:: Goal of the exercise ::
Each entry that follows is to be retyped exactly. Pictures do not belong in the copy.

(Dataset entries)
============================================================

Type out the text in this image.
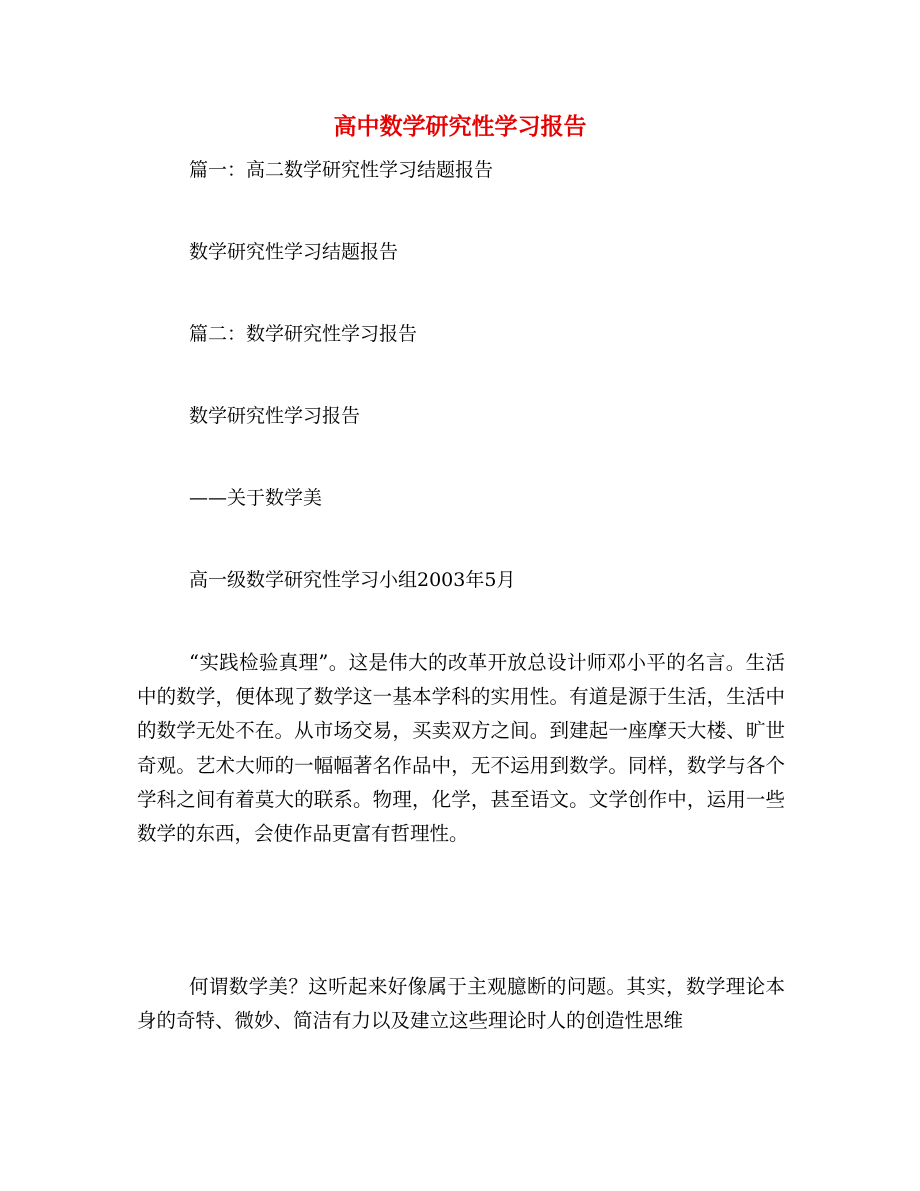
高中数学研究性学习报告
篇一：高二数学研究性学习结题报告
数学研究性学习结题报告
篇二：数学研究性学习报告
数学研究性学习报告
——关于数学美
高一级数学研究性学习小组2003年5月
“实践检验真理”。这是伟大的改革开放总设计师邓小平的名言。生活中的数学，便体现了数学这一基本学科的实用性。有道是源于生活，生活中的数学无处不在。从市场交易，买卖双方之间。到建起一座摩天大楼、旷世奇观。艺术大师的一幅幅著名作品中，无不运用到数学。同样，数学与各个学科之间有着莫大的联系。物理，化学，甚至语文。文学创作中，运用一些数学的东西，会使作品更富有哲理性。
何谓数学美？这听起来好像属于主观臆断的问题。其实，数学理论本身的奇特、微妙、简洁有力以及建立这些理论时人的创造性思维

============================================================

:: Correct answer ::
Type out the text in this image.
高中数学研究性学习报告
篇一：高二数学研究性学习结题报告
数学研究性学习结题报告
篇二：数学研究性学习报告
数学研究性学习报告
——关于数学美
高一级数学研究性学习小组2003年5月
“实践检验真理”。这是伟大的改革开放总设计师邓小平的名言。生活中的数学，便体现了数学这一基本学科的实用性。有道是源于生活，生活中的数学无处不在。从市场交易，买卖双方之间。到建起一座摩天大楼、旷世奇观。艺术大师的一幅幅著名作品中，无不运用到数学。同样，数学与各个学科之间有着莫大的联系。物理，化学，甚至语文。文学创作中，运用一些数学的东西，会使作品更富有哲理性。
何谓数学美？这听起来好像属于主观臆断的问题。其实，数学理论本身的奇特、微妙、简洁有力以及建立这些理论时人的创造性思维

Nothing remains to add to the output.